## WORK TO COMPLETE
Return the entries below verbatim. Pictures stay out.

-- START OF PROVIDED MATERIAL --

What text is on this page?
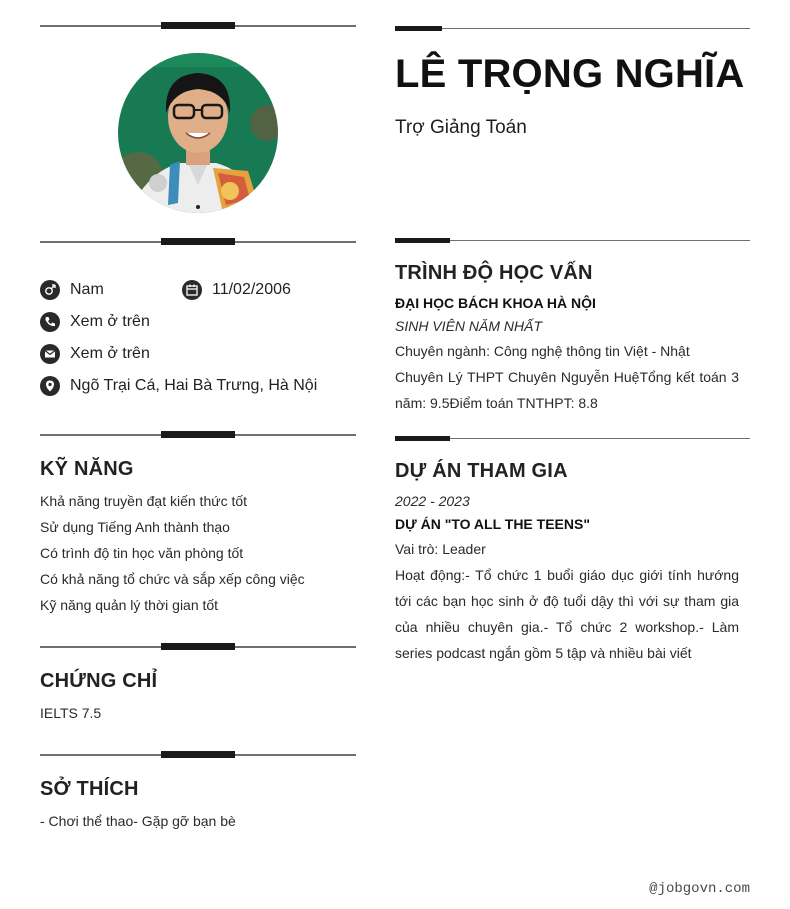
Nam	11/02/2006
Xem ở trên
Xem ở trên
Ngõ Trại Cá, Hai Bà Trưng, Hà Nội
KỸ NĂNG
Khả năng truyền đạt kiến thức tốt
Sử dụng Tiếng Anh thành thạo
Có trình độ tin học văn phòng tốt
Có khả năng tổ chức và sắp xếp công việc
Kỹ năng quản lý thời gian tốt
CHỨNG CHỈ
IELTS 7.5
SỞ THÍCH
- Chơi thể thao- Gặp gỡ bạn bè
LÊ TRỌNG NGHĨA
Trợ Giảng Toán
TRÌNH ĐỘ HỌC VẤN
ĐẠI HỌC BÁCH KHOA HÀ NỘI
SINH VIÊN NĂM NHẤT
Chuyên ngành: Công nghệ thông tin Việt - Nhật
Chuyên Lý THPT Chuyên Nguyễn HuệTổng kết toán 3 năm: 9.5Điểm toán TNTHPT: 8.8
DỰ ÁN THAM GIA
2022 - 2023
DỰ ÁN "TO ALL THE TEENS"
Vai trò: Leader
Hoạt động:- Tổ chức 1 buổi giáo dục giới tính hướng tới các bạn học sinh ở độ tuổi dậy thì với sự tham gia của nhiều chuyên gia.- Tổ chức 2 workshop.- Làm series podcast ngắn gồm 5 tập và nhiều bài viết
@jobgovn.com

-- END OF PROVIDED MATERIAL --

## ANSWER BELOW
What text is on this page?
Nam	11/02/2006
Xem ở trên
Xem ở trên
Ngõ Trại Cá, Hai Bà Trưng, Hà Nội
KỸ NĂNG
Khả năng truyền đạt kiến thức tốt
Sử dụng Tiếng Anh thành thạo
Có trình độ tin học văn phòng tốt
Có khả năng tổ chức và sắp xếp công việc
Kỹ năng quản lý thời gian tốt
CHỨNG CHỈ
IELTS 7.5
SỞ THÍCH
- Chơi thể thao- Gặp gỡ bạn bè
LÊ TRỌNG NGHĨA
Trợ Giảng Toán
TRÌNH ĐỘ HỌC VẤN
ĐẠI HỌC BÁCH KHOA HÀ NỘI
SINH VIÊN NĂM NHẤT
Chuyên ngành: Công nghệ thông tin Việt - Nhật
Chuyên Lý THPT Chuyên Nguyễn HuệTổng kết toán 3 năm: 9.5Điểm toán TNTHPT: 8.8
DỰ ÁN THAM GIA
2022 - 2023
DỰ ÁN "TO ALL THE TEENS"
Vai trò: Leader
Hoạt động:- Tổ chức 1 buổi giáo dục giới tính hướng tới các bạn học sinh ở độ tuổi dậy thì với sự tham gia của nhiều chuyên gia.- Tổ chức 2 workshop.- Làm series podcast ngắn gồm 5 tập và nhiều bài viết
@jobgovn.com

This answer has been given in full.